## GIVEN RECORDS
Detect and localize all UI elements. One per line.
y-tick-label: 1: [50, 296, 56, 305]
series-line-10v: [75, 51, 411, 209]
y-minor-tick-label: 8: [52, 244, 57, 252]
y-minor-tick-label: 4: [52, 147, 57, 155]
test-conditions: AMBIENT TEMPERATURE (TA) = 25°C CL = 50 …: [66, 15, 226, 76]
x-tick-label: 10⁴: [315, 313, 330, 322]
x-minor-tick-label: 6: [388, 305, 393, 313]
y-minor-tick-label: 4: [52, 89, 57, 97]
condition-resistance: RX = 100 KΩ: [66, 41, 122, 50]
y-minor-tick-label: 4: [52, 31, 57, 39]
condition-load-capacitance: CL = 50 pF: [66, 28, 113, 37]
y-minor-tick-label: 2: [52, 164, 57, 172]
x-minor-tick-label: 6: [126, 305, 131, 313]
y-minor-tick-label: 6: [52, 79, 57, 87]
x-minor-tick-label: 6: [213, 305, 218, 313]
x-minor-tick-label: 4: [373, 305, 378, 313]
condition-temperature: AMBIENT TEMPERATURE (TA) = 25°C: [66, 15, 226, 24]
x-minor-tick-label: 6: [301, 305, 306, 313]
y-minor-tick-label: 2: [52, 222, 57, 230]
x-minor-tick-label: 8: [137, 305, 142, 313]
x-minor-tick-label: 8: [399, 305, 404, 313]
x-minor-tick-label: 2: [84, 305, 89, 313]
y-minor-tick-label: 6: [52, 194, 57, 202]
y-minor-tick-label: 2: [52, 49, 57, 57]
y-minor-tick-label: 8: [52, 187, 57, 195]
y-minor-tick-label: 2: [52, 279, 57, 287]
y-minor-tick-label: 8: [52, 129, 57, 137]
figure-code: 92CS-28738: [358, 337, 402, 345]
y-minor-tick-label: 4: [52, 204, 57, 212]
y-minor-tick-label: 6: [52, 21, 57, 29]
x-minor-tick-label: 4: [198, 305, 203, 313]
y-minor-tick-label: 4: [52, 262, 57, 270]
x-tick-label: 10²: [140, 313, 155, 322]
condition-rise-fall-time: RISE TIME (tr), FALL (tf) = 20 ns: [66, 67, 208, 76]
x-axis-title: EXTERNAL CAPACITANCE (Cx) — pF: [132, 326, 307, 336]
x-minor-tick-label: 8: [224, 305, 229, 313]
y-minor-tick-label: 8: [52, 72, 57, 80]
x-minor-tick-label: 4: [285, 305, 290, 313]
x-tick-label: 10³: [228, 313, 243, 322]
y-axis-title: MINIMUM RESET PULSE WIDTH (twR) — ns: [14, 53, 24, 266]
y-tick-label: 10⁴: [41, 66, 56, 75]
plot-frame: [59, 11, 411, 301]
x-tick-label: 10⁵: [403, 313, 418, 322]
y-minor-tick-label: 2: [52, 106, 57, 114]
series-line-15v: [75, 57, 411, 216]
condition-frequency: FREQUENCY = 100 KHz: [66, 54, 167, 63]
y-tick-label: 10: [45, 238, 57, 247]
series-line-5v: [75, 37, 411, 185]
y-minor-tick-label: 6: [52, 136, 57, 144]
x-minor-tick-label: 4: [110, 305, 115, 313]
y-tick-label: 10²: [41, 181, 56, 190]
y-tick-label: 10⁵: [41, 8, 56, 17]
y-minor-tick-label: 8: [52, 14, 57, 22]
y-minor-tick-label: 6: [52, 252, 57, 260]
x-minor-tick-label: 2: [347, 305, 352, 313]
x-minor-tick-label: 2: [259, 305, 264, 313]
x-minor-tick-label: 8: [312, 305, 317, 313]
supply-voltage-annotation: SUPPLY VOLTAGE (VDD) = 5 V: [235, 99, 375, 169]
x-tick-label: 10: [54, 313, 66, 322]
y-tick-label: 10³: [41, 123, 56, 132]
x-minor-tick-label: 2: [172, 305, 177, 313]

## REQUIREMENT
Rewrite the entries from the first line through the line that contains "condition-load-capacitance: CL = 50", replacing "y-minor-tick-label" with "y-secondary-tick-label" and leaving everything else unchanged.

## PROBLEM SOLUTION
Detect and localize all UI elements. One per line.
y-tick-label: 1: [50, 296, 56, 305]
series-line-10v: [75, 51, 411, 209]
y-secondary-tick-label: 8: [52, 244, 57, 252]
y-secondary-tick-label: 4: [52, 147, 57, 155]
test-conditions: AMBIENT TEMPERATURE (TA) = 25°C CL = 50 …: [66, 15, 226, 76]
x-tick-label: 10⁴: [315, 313, 330, 322]
x-minor-tick-label: 6: [388, 305, 393, 313]
y-secondary-tick-label: 4: [52, 89, 57, 97]
condition-resistance: RX = 100 KΩ: [66, 41, 122, 50]
y-secondary-tick-label: 4: [52, 31, 57, 39]
condition-load-capacitance: CL = 50 pF: [66, 28, 113, 37]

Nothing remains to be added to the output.